------ Records for this task ------

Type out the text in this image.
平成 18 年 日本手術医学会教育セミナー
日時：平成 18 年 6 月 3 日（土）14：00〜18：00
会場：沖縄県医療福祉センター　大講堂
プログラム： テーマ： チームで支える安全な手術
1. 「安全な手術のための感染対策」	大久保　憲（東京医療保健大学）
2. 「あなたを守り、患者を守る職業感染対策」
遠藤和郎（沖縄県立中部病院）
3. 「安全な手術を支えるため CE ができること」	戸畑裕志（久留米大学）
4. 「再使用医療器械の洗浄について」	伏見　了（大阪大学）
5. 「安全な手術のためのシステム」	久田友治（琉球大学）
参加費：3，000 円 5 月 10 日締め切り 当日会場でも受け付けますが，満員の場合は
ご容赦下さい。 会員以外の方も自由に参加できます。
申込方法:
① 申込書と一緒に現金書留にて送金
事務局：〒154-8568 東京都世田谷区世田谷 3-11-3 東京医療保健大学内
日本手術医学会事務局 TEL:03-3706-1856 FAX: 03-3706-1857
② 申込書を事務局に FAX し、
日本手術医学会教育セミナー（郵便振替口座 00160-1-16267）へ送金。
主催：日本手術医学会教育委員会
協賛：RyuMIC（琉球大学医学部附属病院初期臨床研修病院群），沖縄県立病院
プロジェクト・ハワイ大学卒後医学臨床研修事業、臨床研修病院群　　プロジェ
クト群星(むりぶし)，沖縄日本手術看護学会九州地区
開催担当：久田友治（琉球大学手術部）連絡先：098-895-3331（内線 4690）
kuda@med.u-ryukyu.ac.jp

------
------ Records for this task ------

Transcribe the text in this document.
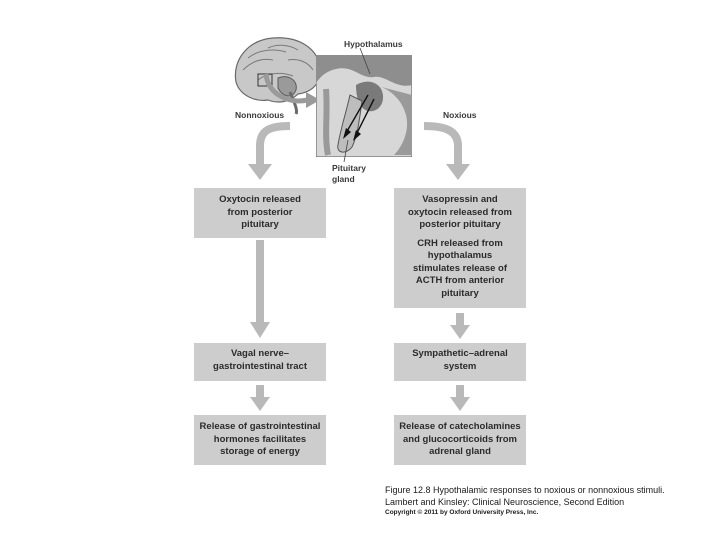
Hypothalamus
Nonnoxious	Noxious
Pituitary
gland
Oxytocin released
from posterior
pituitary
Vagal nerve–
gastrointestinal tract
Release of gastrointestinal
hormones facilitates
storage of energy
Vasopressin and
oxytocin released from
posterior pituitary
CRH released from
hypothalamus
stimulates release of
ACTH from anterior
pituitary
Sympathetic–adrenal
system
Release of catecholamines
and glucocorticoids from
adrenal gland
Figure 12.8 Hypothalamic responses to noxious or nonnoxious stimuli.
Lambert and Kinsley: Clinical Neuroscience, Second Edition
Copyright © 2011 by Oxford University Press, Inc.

------

### Do this
Give the number of lines containing the word "released". No other answer is needed.

### Worked answer
3